- Given instruction
Identify the lines containing the word "name". Copy each one.

- Records

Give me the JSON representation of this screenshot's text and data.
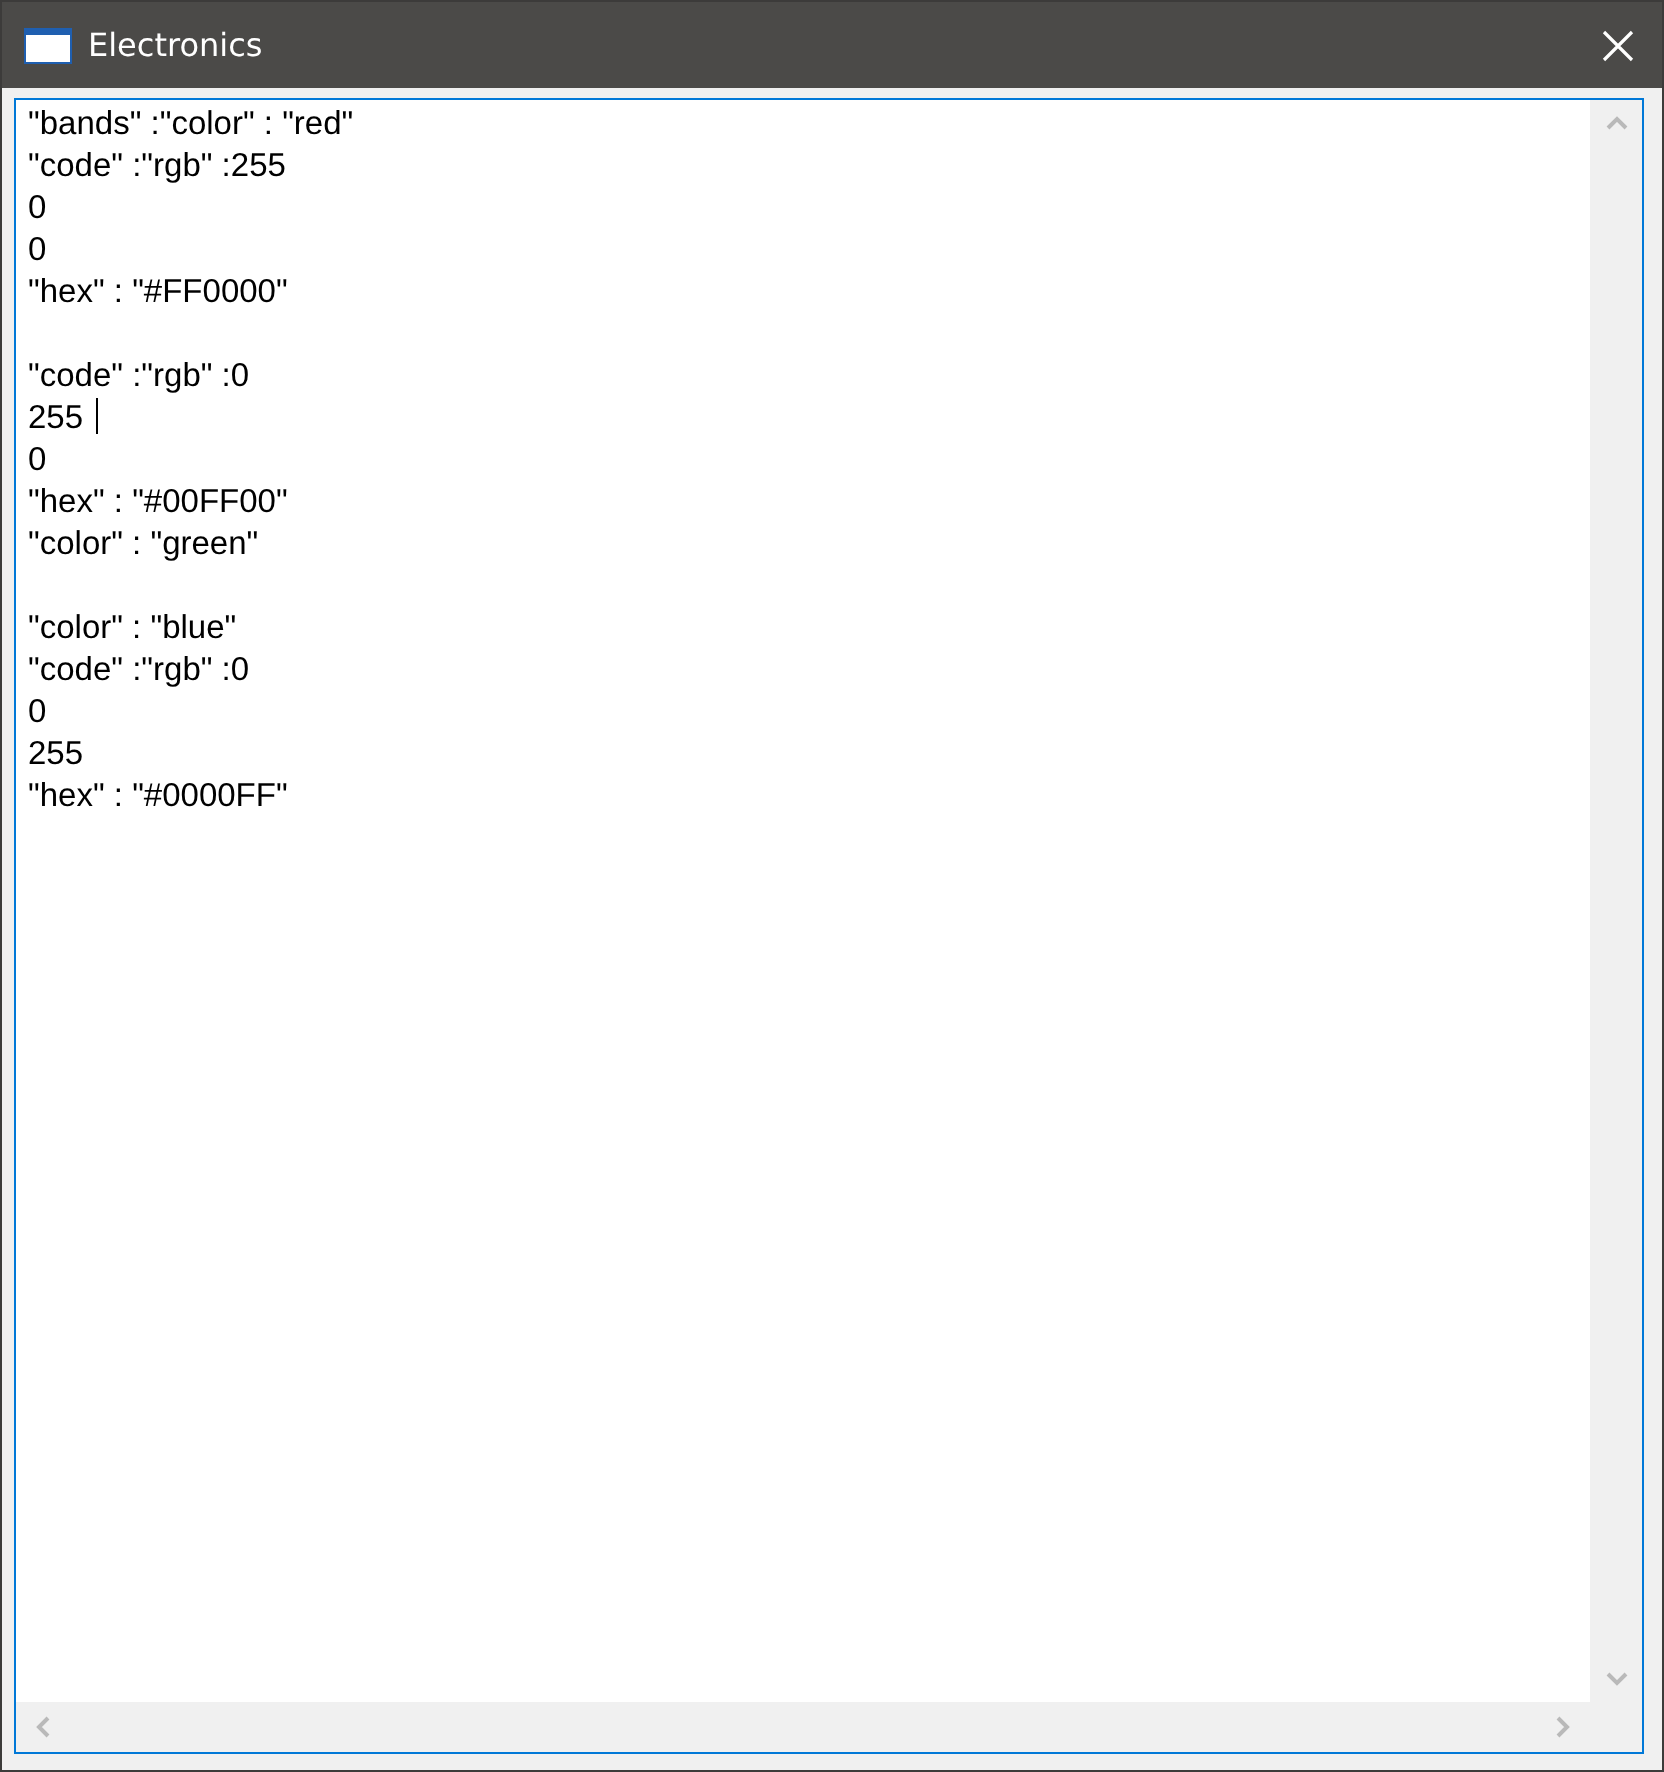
{
  "window": {
    "title": "Electronics"
  },
  "editor": {
    "lines": [
      {
        "kind": "text",
        "text": "\"bands\" :\"color\" : \"red\"",
        "caret": false
      },
      {
        "kind": "text",
        "text": "\"code\" :\"rgb\" :255",
        "caret": false
      },
      {
        "kind": "text",
        "text": "0",
        "caret": false
      },
      {
        "kind": "text",
        "text": "0",
        "caret": false
      },
      {
        "kind": "text",
        "text": "\"hex\" : \"#FF0000\"",
        "caret": false
      },
      {
        "kind": "blank"
      },
      {
        "kind": "text",
        "text": "\"code\" :\"rgb\" :0",
        "caret": false
      },
      {
        "kind": "text",
        "text": "255 ",
        "caret": true
      },
      {
        "kind": "text",
        "text": "0",
        "caret": false
      },
      {
        "kind": "text",
        "text": "\"hex\" : \"#00FF00\"",
        "caret": false
      },
      {
        "kind": "text",
        "text": "\"color\" : \"green\"",
        "caret": false
      },
      {
        "kind": "blank"
      },
      {
        "kind": "text",
        "text": "\"color\" : \"blue\"",
        "caret": false
      },
      {
        "kind": "text",
        "text": "\"code\" :\"rgb\" :0",
        "caret": false
      },
      {
        "kind": "text",
        "text": "0",
        "caret": false
      },
      {
        "kind": "text",
        "text": "255",
        "caret": false
      },
      {
        "kind": "text",
        "text": "\"hex\" : \"#0000FF\"",
        "caret": false
      }
    ]
  }
}
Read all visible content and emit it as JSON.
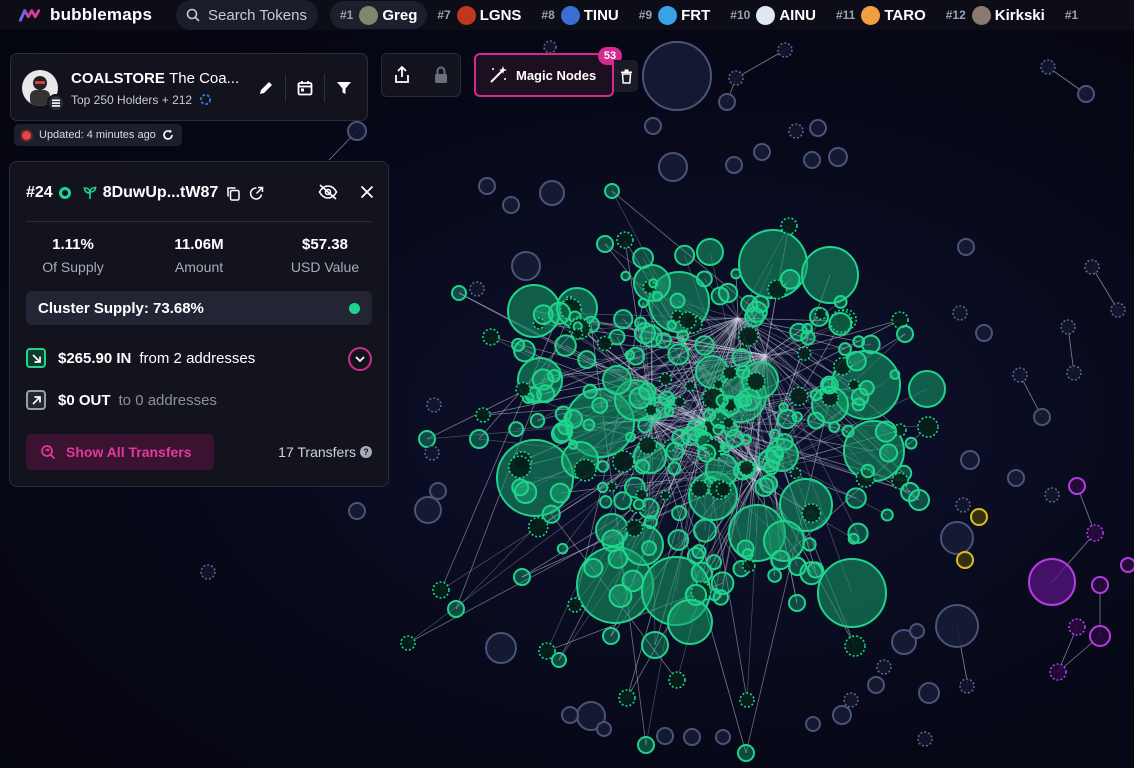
{
  "app": {
    "name": "bubblemaps"
  },
  "search": {
    "placeholder": "Search Tokens"
  },
  "tabs": [
    {
      "rank": "#1",
      "name": "Greg",
      "color": "#7a8a6a",
      "active": true
    },
    {
      "rank": "#7",
      "name": "LGNS",
      "color": "#c0361f"
    },
    {
      "rank": "#8",
      "name": "TINU",
      "color": "#3a6fd1"
    },
    {
      "rank": "#9",
      "name": "FRT",
      "color": "#3aa0e8"
    },
    {
      "rank": "#10",
      "name": "AINU",
      "color": "#dfe9f5"
    },
    {
      "rank": "#11",
      "name": "TARO",
      "color": "#f0a040"
    },
    {
      "rank": "#12",
      "name": "Kirkski",
      "color": "#8a7a6e"
    },
    {
      "rank": "#1",
      "name": "",
      "color": "#555"
    }
  ],
  "token": {
    "symbol": "COALSTORE",
    "name": "The Coa...",
    "holders": "Top 250 Holders + 212",
    "updated": "Updated: 4 minutes ago"
  },
  "magic": {
    "label": "Magic Nodes",
    "count": "53"
  },
  "wallet": {
    "rank": "#24",
    "address": "8DuwUp...tW87",
    "supply": {
      "value": "1.11%",
      "label": "Of Supply"
    },
    "amount": {
      "value": "11.06M",
      "label": "Amount"
    },
    "usd": {
      "value": "$57.38",
      "label": "USD Value"
    },
    "cluster_supply": "Cluster Supply: 73.68%",
    "in": {
      "amount": "$265.90 IN",
      "desc": "from 2 addresses"
    },
    "out": {
      "amount": "$0 OUT",
      "desc": "to 0 addresses"
    },
    "show_transfers": "Show All Transfers",
    "transfers_count": "17 Transfers"
  },
  "colors": {
    "cluster_green": "#1fd48c",
    "purple": "#b03ee0",
    "yellow": "#d8c020",
    "node_blue": "#4a5478",
    "accent_pink": "#d42a8f"
  }
}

- Task solution
    "name": "bubblemaps"
      "name": "Greg",
      "name": "LGNS",
      "name": "TINU",
      "name": "FRT",
      "name": "AINU",
      "name": "TARO",
      "name": "Kirkski",
      "name": "",
    "name": "The Coa...",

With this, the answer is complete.